_Challenge_
Return all lines in the material below that contain "great".

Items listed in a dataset
═══
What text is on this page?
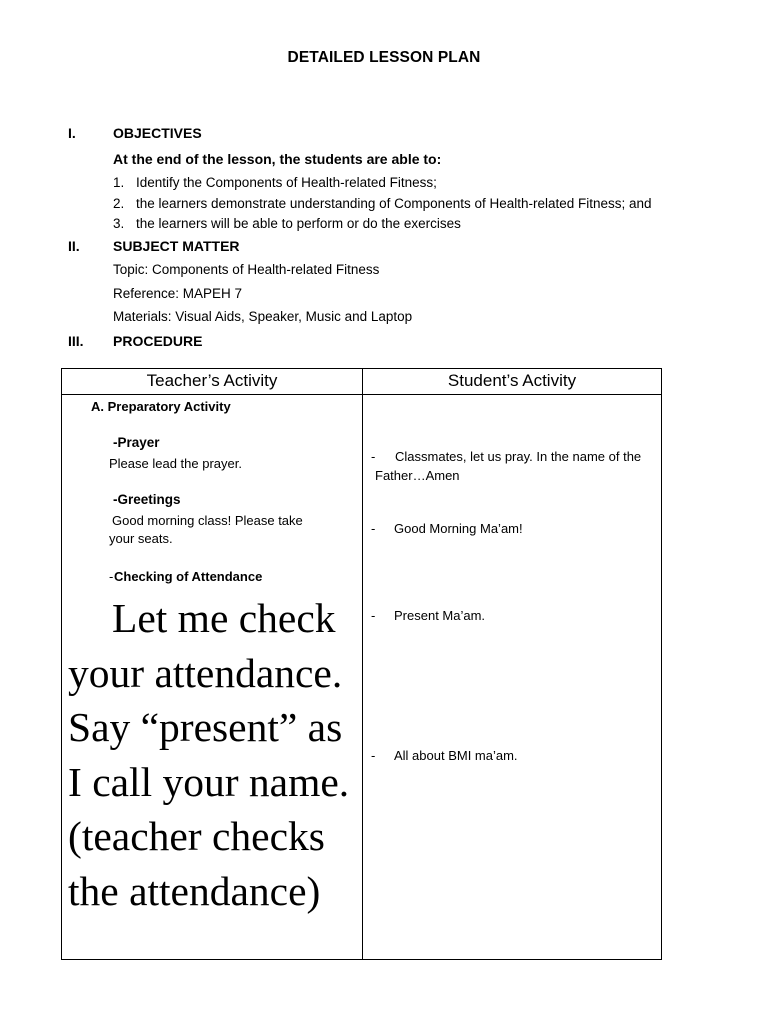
DETAILED LESSON PLAN
I.	OBJECTIVES
At the end of the lesson, the students are able to:
1. Identify the Components of Health-related Fitness;
2. the learners demonstrate understanding of Components of Health-related Fitness; and
3. the learners will be able to perform or do the exercises
II. SUBJECT MATTER
Topic: Components of Health-related Fitness
Reference: MAPEH 7
Materials: Visual Aids, Speaker, Music and Laptop
III. PROCEDURE
Teacher’s Activity	Student’s Activity
A. Preparatory Activity
-Prayer
Please lead the prayer.
-Greetings
Good morning class! Please take
your seats.
- Checking of Attendance
Let me check your attendance. Say “present” as I call your name. (teacher checks the attendance)
- Classmates, let us pray. In the name of the
Father…Amen
- Good Morning Ma’am!
- Present Ma’am.
- All about BMI ma’am.
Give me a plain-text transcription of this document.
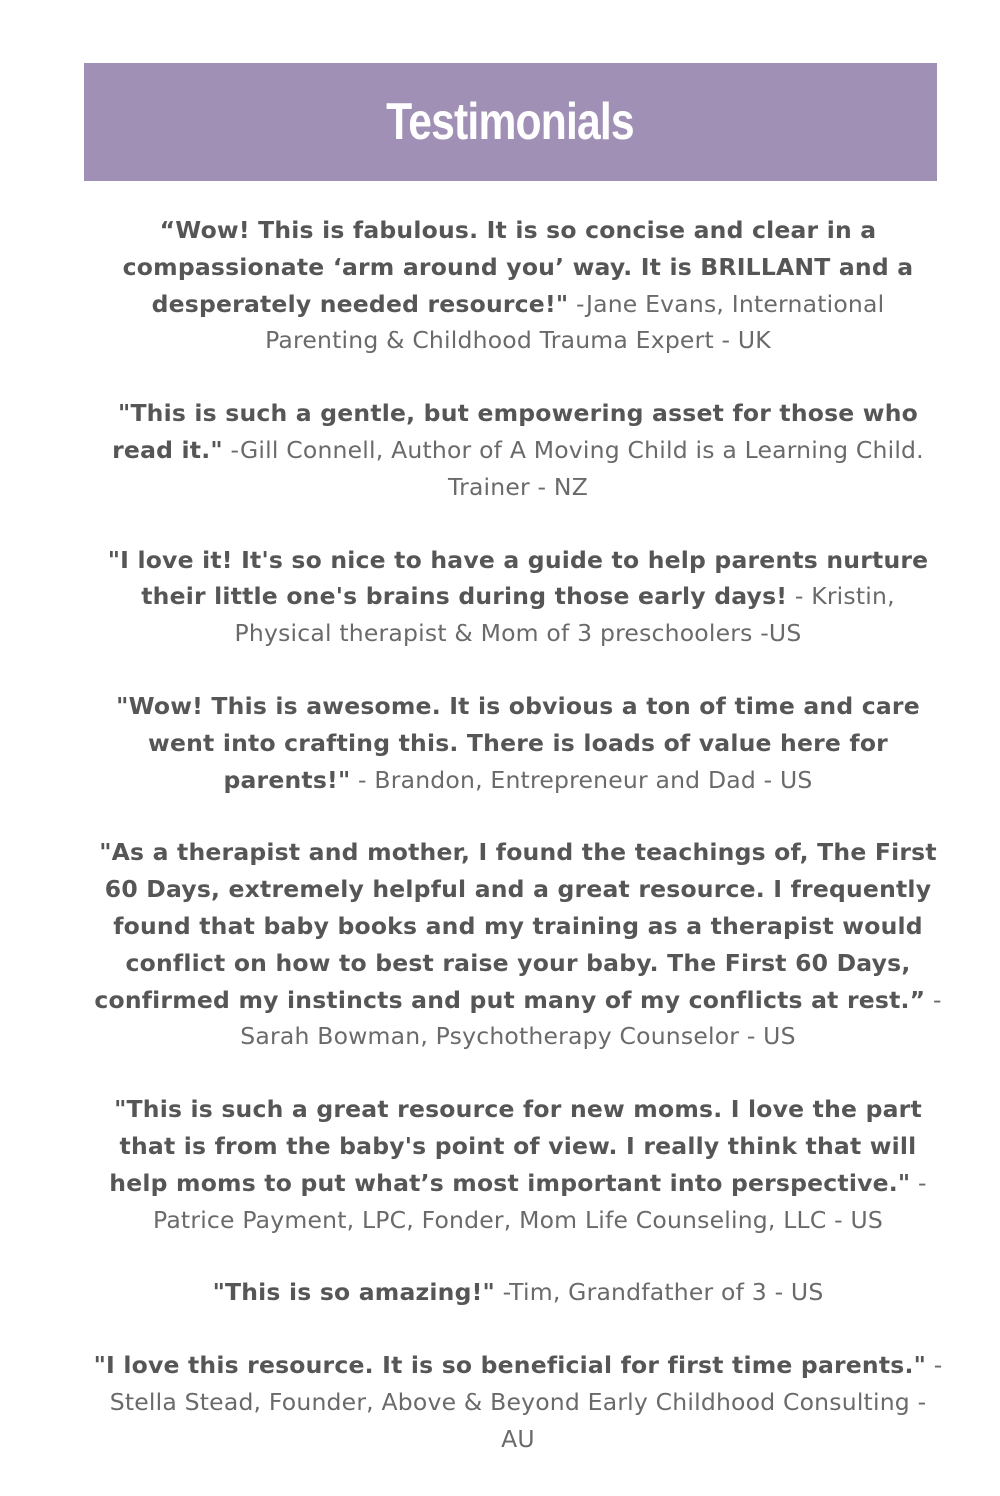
Testimonials

“Wow! This is fabulous. It is so concise and clear in a compassionate ‘arm around you’ way. It is BRILLANT and a desperately needed resource!" -Jane Evans, International Parenting & Childhood Trauma Expert - UK

"This is such a gentle, but empowering asset for those who read it." -Gill Connell, Author of A Moving Child is a Learning Child. Trainer - NZ

"I love it! It's so nice to have a guide to help parents nurture their little one's brains during those early days! - Kristin, Physical therapist & Mom of 3 preschoolers -US

"Wow! This is awesome. It is obvious a ton of time and care went into crafting this. There is loads of value here for parents!" - Brandon, Entrepreneur and Dad - US

"As a therapist and mother, I found the teachings of, The First 60 Days, extremely helpful and a great resource. I frequently found that baby books and my training as a therapist would conflict on how to best raise your baby. The First 60 Days, confirmed my instincts and put many of my conflicts at rest.” - Sarah Bowman, Psychotherapy Counselor - US

"This is such a great resource for new moms. I love the part that is from the baby's point of view. I really think that will help moms to put what’s most important into perspective." - Patrice Payment, LPC, Fonder, Mom Life Counseling, LLC - US

"This is so amazing!" -Tim, Grandfather of 3 - US

"I love this resource. It is so beneficial for first time parents." -Stella Stead, Founder, Above & Beyond Early Childhood Consulting - AU
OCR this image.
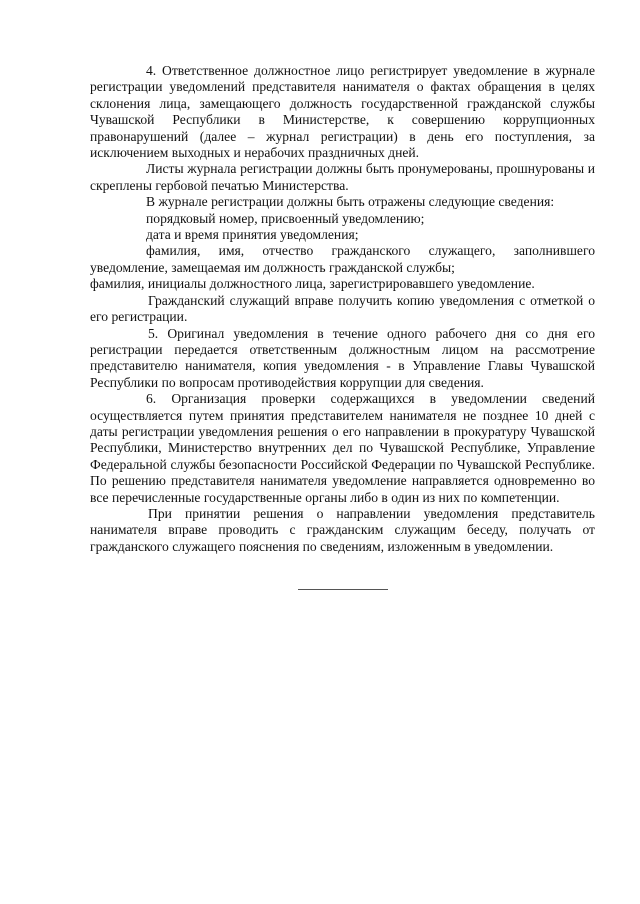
4. Ответственное должностное лицо регистрирует уведомление в журнале регистрации уведомлений представителя нанимателя о фактах обращения в целях склонения лица, замещающего должность государственной гражданской службы Чувашской Республики в Министерстве, к совершению коррупционных правонарушений (далее – журнал регистрации) в день его поступления, за исключением выходных и нерабочих праздничных дней.

Листы журнала регистрации должны быть пронумерованы, прошнурованы и скреплены гербовой печатью Министерства.

В журнале регистрации должны быть отражены следующие сведения:

порядковый номер, присвоенный уведомлению;

дата и время принятия уведомления;

фамилия, имя, отчество гражданского служащего, заполнившего уведомление, замещаемая им должность гражданской службы;

фамилия, инициалы должностного лица, зарегистрировавшего уведомление.

Гражданский служащий вправе получить копию уведомления с отметкой о его регистрации.

5. Оригинал уведомления в течение одного рабочего дня со дня его регистрации передается ответственным должностным лицом на рассмотрение представителю нанимателя, копия уведомления - в Управление Главы Чувашской Республики по вопросам противодействия коррупции для сведения.

6. Организация проверки содержащихся в уведомлении сведений осуществляется путем принятия представителем нанимателя не позднее 10 дней с даты регистрации уведомления решения о его направлении в прокуратуру Чувашской Республики, Министерство внутренних дел по Чувашской Республике, Управление Федеральной службы безопасности Российской Федерации по Чувашской Республике. По решению представителя нанимателя уведомление направляется одновременно во все перечисленные государственные органы либо в один из них по компетенции.

При принятии решения о направлении уведомления представитель нанимателя вправе проводить с гражданским служащим беседу, получать от гражданского служащего пояснения по сведениям, изложенным в уведомлении.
═══
_Solved exercise_
"As a therapist and mother, I found the teachings of, The First 60 Days, extremely helpful and a great resource. I frequently found that baby books and my training as a therapist would conflict on how to best raise your baby. The First 60 Days, confirmed my instincts and put many of my conflicts at rest.” - Sarah Bowman, Psychotherapy Counselor - US
"This is such a great resource for new moms. I love the part that is from the baby's point of view. I really think that will help moms to put what’s most important into perspective." - Patrice Payment, LPC, Fonder, Mom Life Counseling, LLC - US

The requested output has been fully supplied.